At 840, the instruction determined at 830 is executed. This can include: at 850 adjusting an operating mode or an operating parameter of the transport climate control system according to a cargo recognized from the analyzed image data or a logistic planning and distribution system; at 860 recommending repositioning of a cargo recognized from the analyzed image data within the climate controlled space; and/or at 870 transmitting a notification of a door being opened or closed, a mismatch, or an unsecured item. A mismatch can be a difference between a required environmental condition and a current environment condition around the cargo. The required environmental condition can be determined based on the type of cargo, for example, detected and determined by the vision system. The current environment condition around the cargo can be detected, for example, by environment condition sensors disposed within the climate controlled space. The unsecured items can be detected by the lack of a securement or visual aid(s) associated with a securement near or on a securable item, such as a pallet or a pallet jack. In some embodiments, the notification can include one or more pictorial or textual messages on a user interface and/or one or more operating instructions to automatically control one or more of the transport unit devices.

==================================================

> **THE PROBLEM**:
Extend the passage about the transport climate control system's image-based instructions, picking up after its last sentence.

==================================================

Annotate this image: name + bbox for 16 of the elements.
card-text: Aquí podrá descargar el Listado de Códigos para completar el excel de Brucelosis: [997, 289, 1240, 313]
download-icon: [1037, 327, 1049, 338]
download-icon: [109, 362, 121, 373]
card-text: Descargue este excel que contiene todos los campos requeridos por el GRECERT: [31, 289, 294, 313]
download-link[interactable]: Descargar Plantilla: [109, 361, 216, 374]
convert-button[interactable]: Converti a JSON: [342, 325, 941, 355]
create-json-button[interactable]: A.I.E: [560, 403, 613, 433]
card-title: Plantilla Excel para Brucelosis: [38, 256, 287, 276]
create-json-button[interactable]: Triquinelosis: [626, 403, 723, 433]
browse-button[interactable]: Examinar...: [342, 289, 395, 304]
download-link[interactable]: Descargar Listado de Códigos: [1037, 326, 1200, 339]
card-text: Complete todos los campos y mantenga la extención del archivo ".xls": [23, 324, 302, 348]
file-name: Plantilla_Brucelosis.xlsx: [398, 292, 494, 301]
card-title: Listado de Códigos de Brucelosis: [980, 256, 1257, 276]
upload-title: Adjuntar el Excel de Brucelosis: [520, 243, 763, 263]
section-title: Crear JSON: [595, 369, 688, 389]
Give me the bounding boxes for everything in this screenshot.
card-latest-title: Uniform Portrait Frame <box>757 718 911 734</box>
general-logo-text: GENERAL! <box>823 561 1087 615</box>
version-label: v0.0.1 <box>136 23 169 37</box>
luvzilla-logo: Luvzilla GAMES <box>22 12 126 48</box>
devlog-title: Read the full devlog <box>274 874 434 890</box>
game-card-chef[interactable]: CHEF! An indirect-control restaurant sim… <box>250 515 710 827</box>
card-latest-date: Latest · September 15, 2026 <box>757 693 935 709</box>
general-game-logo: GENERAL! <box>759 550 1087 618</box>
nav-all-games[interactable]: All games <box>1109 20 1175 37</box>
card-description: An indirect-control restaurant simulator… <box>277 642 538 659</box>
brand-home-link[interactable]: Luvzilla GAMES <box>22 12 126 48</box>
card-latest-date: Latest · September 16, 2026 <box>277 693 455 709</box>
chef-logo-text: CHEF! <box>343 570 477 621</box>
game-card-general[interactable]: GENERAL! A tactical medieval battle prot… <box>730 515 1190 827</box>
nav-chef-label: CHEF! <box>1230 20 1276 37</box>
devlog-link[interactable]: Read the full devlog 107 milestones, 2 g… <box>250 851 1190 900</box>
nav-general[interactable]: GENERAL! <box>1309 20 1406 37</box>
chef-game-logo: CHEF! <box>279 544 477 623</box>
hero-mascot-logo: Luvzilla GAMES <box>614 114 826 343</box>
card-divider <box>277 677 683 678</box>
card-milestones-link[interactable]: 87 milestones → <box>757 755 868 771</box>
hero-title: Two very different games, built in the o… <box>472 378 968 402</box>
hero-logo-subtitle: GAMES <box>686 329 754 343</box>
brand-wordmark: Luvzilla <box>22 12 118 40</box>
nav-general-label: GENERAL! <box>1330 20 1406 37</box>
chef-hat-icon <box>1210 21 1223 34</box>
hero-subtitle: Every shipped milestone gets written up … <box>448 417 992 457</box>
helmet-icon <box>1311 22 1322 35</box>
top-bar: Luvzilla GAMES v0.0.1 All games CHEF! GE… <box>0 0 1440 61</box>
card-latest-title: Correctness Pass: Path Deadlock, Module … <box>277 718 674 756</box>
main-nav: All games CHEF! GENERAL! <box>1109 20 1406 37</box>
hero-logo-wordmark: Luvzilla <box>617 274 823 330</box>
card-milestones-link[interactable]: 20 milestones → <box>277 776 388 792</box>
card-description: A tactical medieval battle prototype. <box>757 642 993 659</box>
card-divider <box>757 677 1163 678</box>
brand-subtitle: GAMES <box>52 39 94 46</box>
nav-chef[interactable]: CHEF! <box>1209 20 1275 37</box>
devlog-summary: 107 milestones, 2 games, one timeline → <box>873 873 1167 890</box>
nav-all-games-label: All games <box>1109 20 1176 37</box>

==================================================

> **RESULT OF THIS TASK**:
At 850, adjusting an operating mode or an operating parameter can be achieved by the controller 730 receiving cargo information and/or environmental condition requirement from the visual system 710 and/or the logistic planning and distribution system 740. Adjusting the operating mode can include, for example, switching from a heating mode to a continuous or start-stop cooling mode depending on a change in the ambient environment conditions and/or environmental changes within the climate controlled space. The operating mode adjustment can include, for example, the controller 730 switching from a heating mode to a cooling mode. Adjusting the operating parameter can include changing an operating parameter settings, for example, changing a setpoint temperature from a first setpoint to a second setpoint, for example, because of a change of cargo. The operating parameter adjustment can include, for example, the controller 730 changing a temperature set point by changing a power output on a heating system.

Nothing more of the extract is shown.